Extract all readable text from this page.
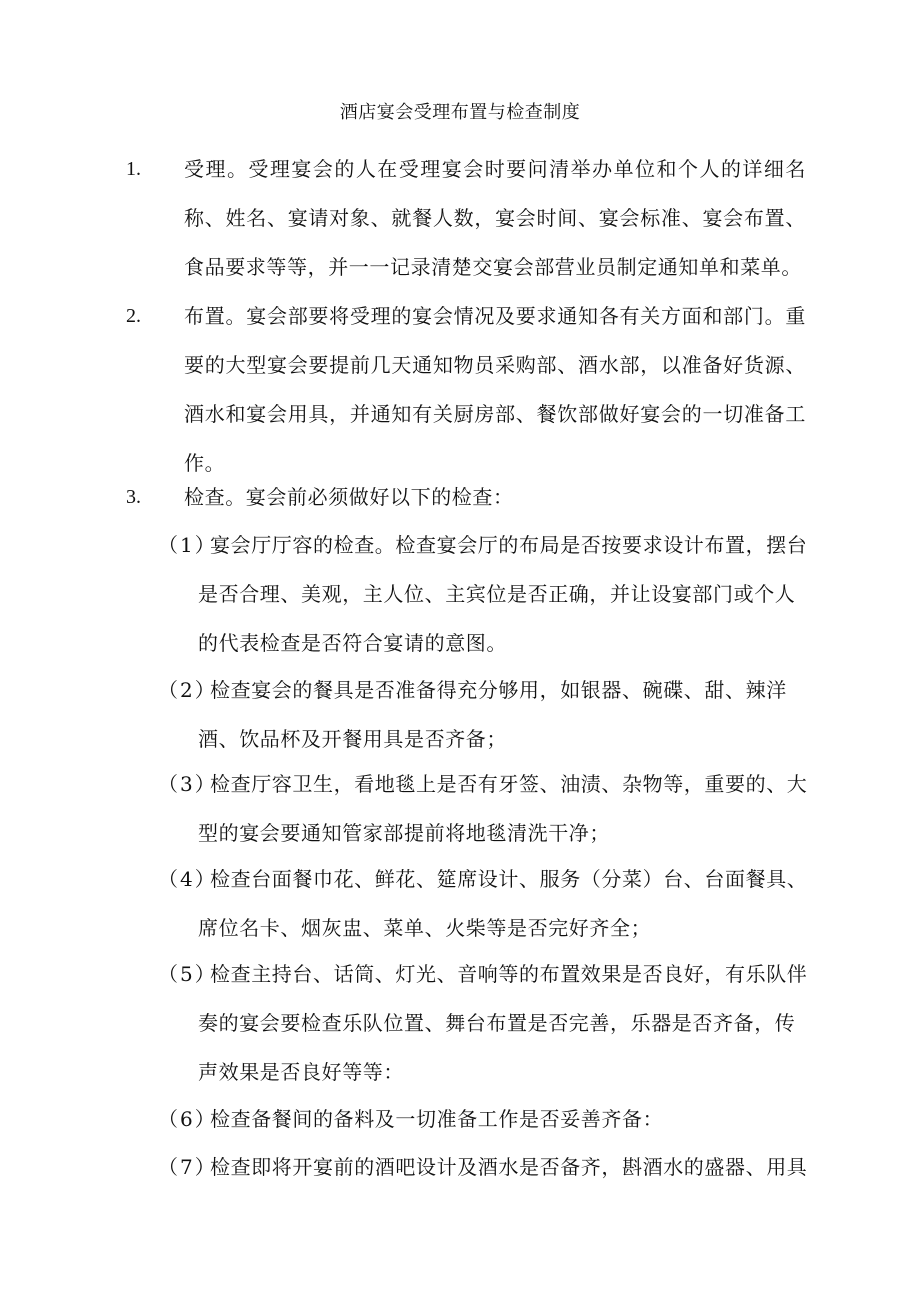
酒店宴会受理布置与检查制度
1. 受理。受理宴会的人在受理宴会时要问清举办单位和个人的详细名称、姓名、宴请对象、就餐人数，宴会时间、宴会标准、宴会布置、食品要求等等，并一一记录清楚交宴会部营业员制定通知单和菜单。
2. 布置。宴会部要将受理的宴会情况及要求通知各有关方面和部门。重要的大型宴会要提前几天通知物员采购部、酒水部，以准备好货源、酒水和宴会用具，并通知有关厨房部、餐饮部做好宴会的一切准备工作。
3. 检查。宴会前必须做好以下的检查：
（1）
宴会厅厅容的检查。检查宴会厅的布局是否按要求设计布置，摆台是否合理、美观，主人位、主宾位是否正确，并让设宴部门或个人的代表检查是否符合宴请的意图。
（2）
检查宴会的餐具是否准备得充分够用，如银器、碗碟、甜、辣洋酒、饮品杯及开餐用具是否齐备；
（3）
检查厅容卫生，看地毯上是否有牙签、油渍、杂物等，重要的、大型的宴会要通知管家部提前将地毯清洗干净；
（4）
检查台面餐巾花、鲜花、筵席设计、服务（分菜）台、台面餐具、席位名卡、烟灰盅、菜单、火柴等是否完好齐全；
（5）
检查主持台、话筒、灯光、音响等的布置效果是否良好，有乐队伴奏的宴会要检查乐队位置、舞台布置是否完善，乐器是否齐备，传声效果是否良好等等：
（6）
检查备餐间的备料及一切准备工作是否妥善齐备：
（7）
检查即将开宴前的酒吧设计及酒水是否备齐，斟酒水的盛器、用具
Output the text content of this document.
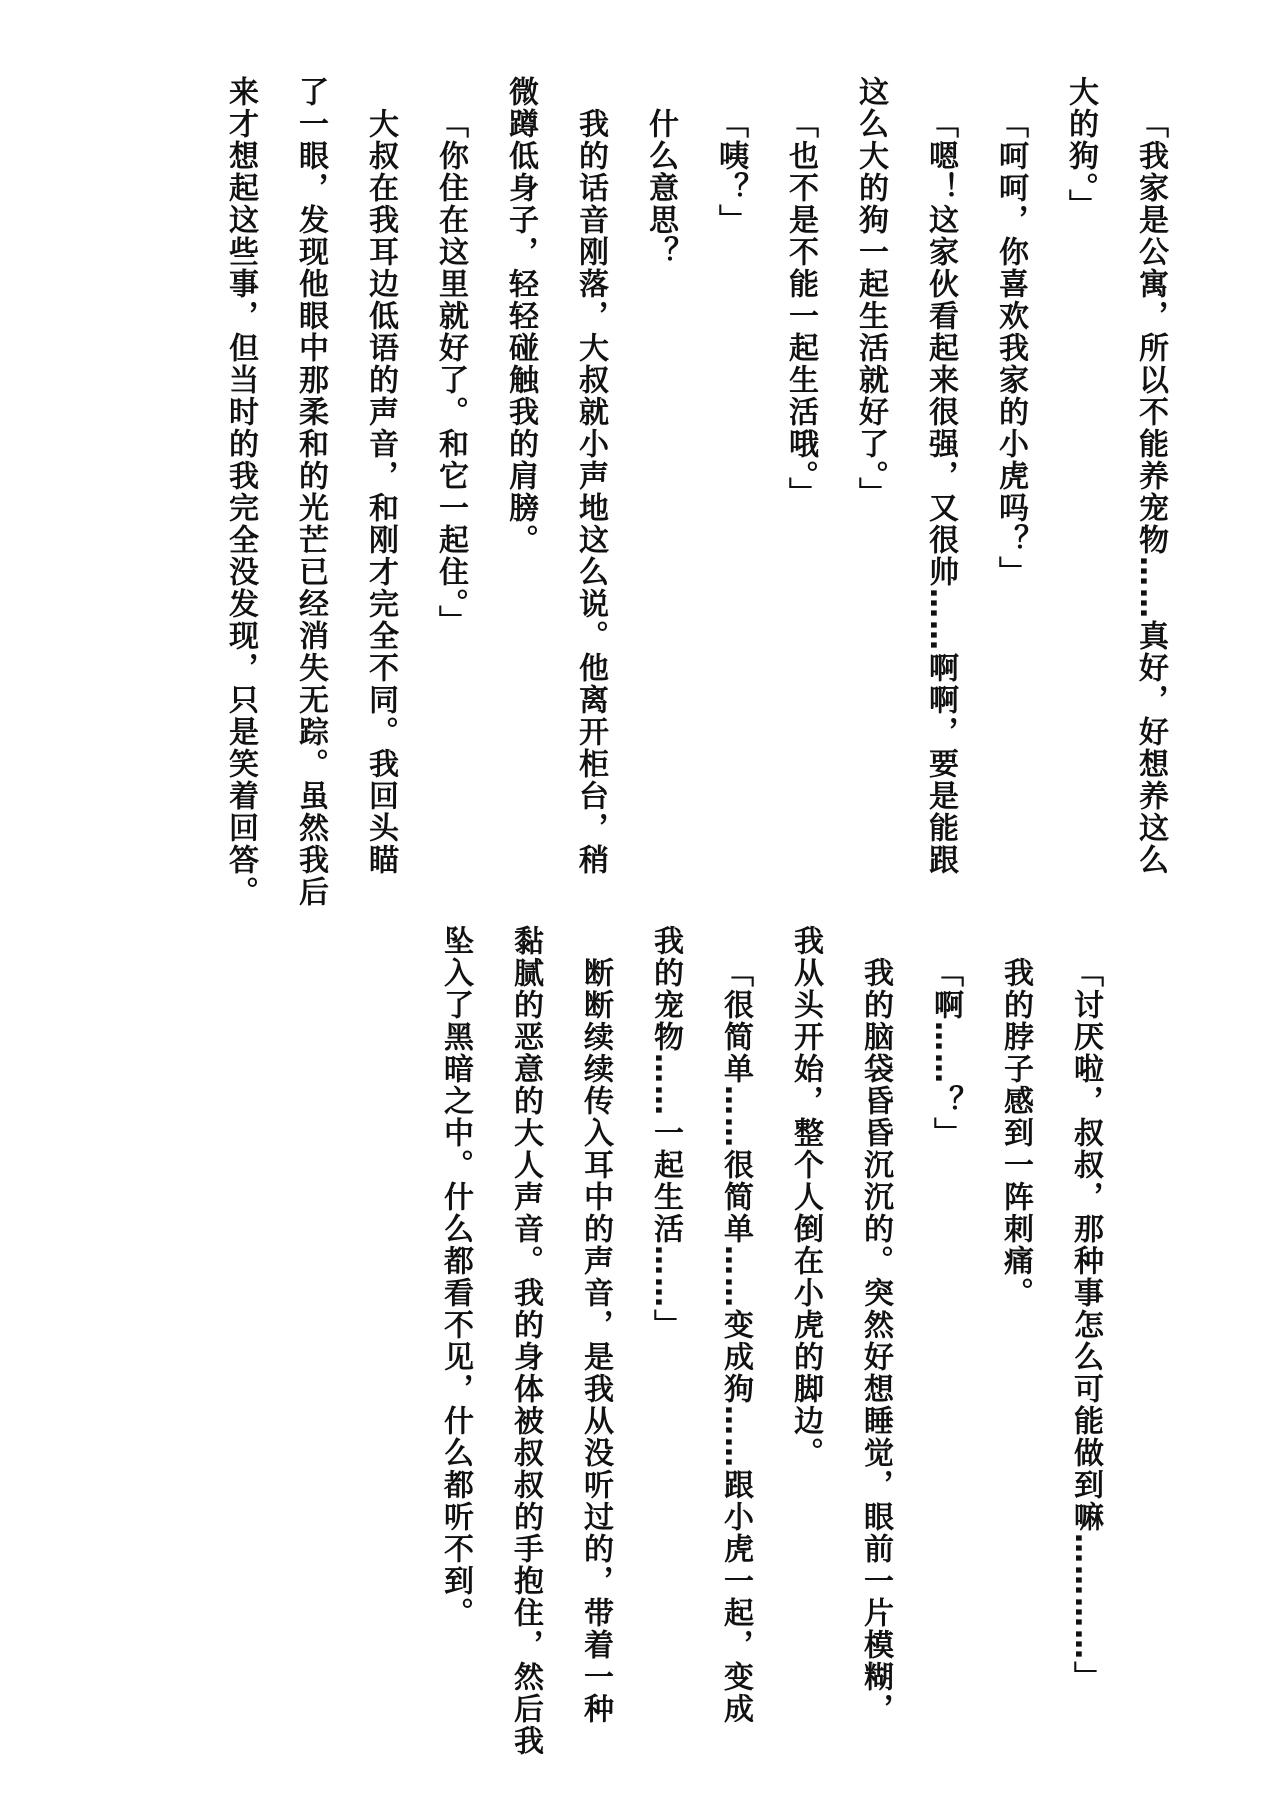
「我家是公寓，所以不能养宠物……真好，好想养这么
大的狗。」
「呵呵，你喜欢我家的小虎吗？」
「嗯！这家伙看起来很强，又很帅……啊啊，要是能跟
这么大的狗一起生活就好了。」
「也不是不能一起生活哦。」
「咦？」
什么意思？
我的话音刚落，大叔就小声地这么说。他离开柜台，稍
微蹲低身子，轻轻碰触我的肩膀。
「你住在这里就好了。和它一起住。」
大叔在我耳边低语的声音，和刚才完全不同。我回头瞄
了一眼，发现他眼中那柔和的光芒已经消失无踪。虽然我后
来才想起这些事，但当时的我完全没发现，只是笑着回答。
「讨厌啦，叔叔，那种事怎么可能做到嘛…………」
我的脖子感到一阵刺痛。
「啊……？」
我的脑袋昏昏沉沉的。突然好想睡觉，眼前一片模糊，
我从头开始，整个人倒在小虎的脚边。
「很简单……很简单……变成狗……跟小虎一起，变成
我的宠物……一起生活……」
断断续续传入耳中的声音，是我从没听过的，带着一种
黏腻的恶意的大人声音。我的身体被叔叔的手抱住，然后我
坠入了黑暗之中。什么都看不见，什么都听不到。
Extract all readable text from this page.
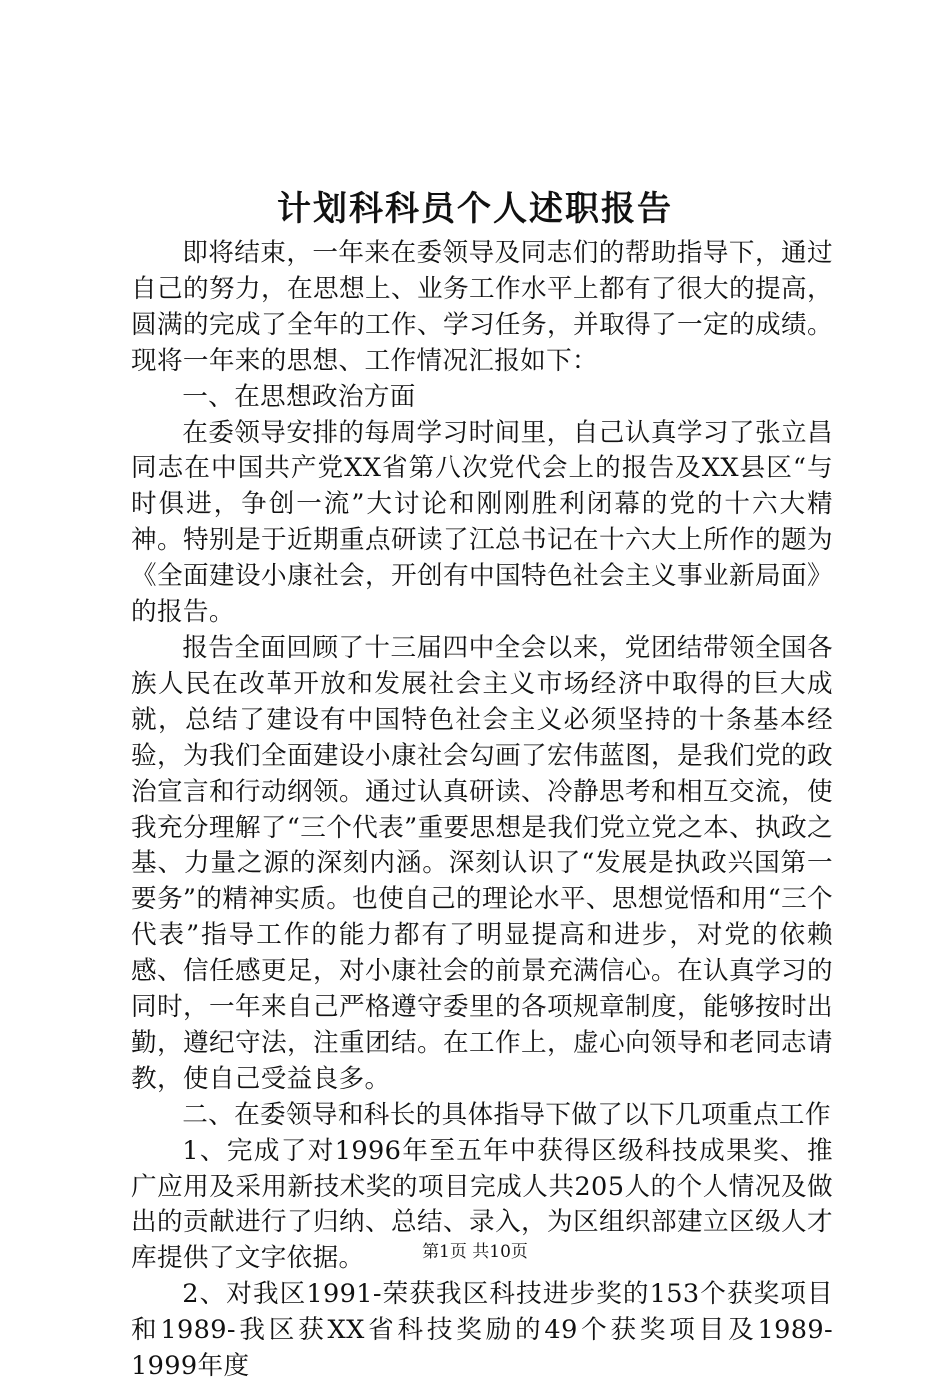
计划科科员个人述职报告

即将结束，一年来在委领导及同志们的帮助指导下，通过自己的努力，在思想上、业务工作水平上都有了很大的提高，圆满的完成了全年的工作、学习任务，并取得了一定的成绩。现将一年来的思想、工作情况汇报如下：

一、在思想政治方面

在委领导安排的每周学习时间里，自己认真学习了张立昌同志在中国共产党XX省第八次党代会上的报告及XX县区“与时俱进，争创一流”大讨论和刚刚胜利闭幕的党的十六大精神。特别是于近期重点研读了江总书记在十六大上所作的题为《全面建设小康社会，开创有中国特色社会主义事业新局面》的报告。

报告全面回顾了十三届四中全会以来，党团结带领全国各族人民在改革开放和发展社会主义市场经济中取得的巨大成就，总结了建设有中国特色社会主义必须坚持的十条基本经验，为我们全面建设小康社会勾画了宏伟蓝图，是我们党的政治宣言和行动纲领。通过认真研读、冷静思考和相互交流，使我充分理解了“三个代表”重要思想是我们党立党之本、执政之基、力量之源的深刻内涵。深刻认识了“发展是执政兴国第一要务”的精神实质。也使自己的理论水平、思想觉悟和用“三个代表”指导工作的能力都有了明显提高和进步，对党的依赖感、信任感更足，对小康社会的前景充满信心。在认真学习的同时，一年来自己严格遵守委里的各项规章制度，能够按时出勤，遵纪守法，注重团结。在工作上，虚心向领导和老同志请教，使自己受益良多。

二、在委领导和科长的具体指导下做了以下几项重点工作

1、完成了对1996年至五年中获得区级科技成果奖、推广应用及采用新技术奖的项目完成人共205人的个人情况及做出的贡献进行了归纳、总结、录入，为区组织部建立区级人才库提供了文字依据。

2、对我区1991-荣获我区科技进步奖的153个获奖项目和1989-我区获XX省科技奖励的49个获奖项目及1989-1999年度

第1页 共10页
★ ★ ★ ★ ★ ★ ★
**What to produce:**
Restate the records word for word, omitting images.

**Exercise solution:**
Extract all readable text from this page.
酒店宴会受理布置与检查制度
1. 受理。受理宴会的人在受理宴会时要问清举办单位和个人的详细名称、姓名、宴请对象、就餐人数，宴会时间、宴会标准、宴会布置、食品要求等等，并一一记录清楚交宴会部营业员制定通知单和菜单。
2. 布置。宴会部要将受理的宴会情况及要求通知各有关方面和部门。重要的大型宴会要提前几天通知物员采购部、酒水部，以准备好货源、酒水和宴会用具，并通知有关厨房部、餐饮部做好宴会的一切准备工作。
3. 检查。宴会前必须做好以下的检查：
（1）
宴会厅厅容的检查。检查宴会厅的布局是否按要求设计布置，摆台是否合理、美观，主人位、主宾位是否正确，并让设宴部门或个人的代表检查是否符合宴请的意图。
（2）
检查宴会的餐具是否准备得充分够用，如银器、碗碟、甜、辣洋酒、饮品杯及开餐用具是否齐备；
（3）
检查厅容卫生，看地毯上是否有牙签、油渍、杂物等，重要的、大型的宴会要通知管家部提前将地毯清洗干净；
（4）
检查台面餐巾花、鲜花、筵席设计、服务（分菜）台、台面餐具、席位名卡、烟灰盅、菜单、火柴等是否完好齐全；
（5）
检查主持台、话筒、灯光、音响等的布置效果是否良好，有乐队伴奏的宴会要检查乐队位置、舞台布置是否完善，乐器是否齐备，传声效果是否良好等等：
（6）
检查备餐间的备料及一切准备工作是否妥善齐备：
（7）
检查即将开宴前的酒吧设计及酒水是否备齐，斟酒水的盛器、用具
Output the text content of this document.
「我家是公寓，所以不能养宠物……真好，好想养这么
大的狗。」
「呵呵，你喜欢我家的小虎吗？」
「嗯！这家伙看起来很强，又很帅……啊啊，要是能跟
这么大的狗一起生活就好了。」
「也不是不能一起生活哦。」
「咦？」
什么意思？
我的话音刚落，大叔就小声地这么说。他离开柜台，稍
微蹲低身子，轻轻碰触我的肩膀。
「你住在这里就好了。和它一起住。」
大叔在我耳边低语的声音，和刚才完全不同。我回头瞄
了一眼，发现他眼中那柔和的光芒已经消失无踪。虽然我后
来才想起这些事，但当时的我完全没发现，只是笑着回答。
「讨厌啦，叔叔，那种事怎么可能做到嘛…………」
我的脖子感到一阵刺痛。
「啊……？」
我的脑袋昏昏沉沉的。突然好想睡觉，眼前一片模糊，
我从头开始，整个人倒在小虎的脚边。
「很简单……很简单……变成狗……跟小虎一起，变成
我的宠物……一起生活……」
断断续续传入耳中的声音，是我从没听过的，带着一种
黏腻的恶意的大人声音。我的身体被叔叔的手抱住，然后我
坠入了黑暗之中。什么都看不见，什么都听不到。
Extract all readable text from this page.
计划科科员个人述职报告

即将结束，一年来在委领导及同志们的帮助指导下，通过自己的努力，在思想上、业务工作水平上都有了很大的提高，圆满的完成了全年的工作、学习任务，并取得了一定的成绩。现将一年来的思想、工作情况汇报如下：

一、在思想政治方面

在委领导安排的每周学习时间里，自己认真学习了张立昌同志在中国共产党XX省第八次党代会上的报告及XX县区“与时俱进，争创一流”大讨论和刚刚胜利闭幕的党的十六大精神。特别是于近期重点研读了江总书记在十六大上所作的题为《全面建设小康社会，开创有中国特色社会主义事业新局面》的报告。

报告全面回顾了十三届四中全会以来，党团结带领全国各族人民在改革开放和发展社会主义市场经济中取得的巨大成就，总结了建设有中国特色社会主义必须坚持的十条基本经验，为我们全面建设小康社会勾画了宏伟蓝图，是我们党的政治宣言和行动纲领。通过认真研读、冷静思考和相互交流，使我充分理解了“三个代表”重要思想是我们党立党之本、执政之基、力量之源的深刻内涵。深刻认识了“发展是执政兴国第一要务”的精神实质。也使自己的理论水平、思想觉悟和用“三个代表”指导工作的能力都有了明显提高和进步，对党的依赖感、信任感更足，对小康社会的前景充满信心。在认真学习的同时，一年来自己严格遵守委里的各项规章制度，能够按时出勤，遵纪守法，注重团结。在工作上，虚心向领导和老同志请教，使自己受益良多。

二、在委领导和科长的具体指导下做了以下几项重点工作

1、完成了对1996年至五年中获得区级科技成果奖、推广应用及采用新技术奖的项目完成人共205人的个人情况及做出的贡献进行了归纳、总结、录入，为区组织部建立区级人才库提供了文字依据。

2、对我区1991-荣获我区科技进步奖的153个获奖项目和1989-我区获XX省科技奖励的49个获奖项目及1989-1999年度

第1页 共10页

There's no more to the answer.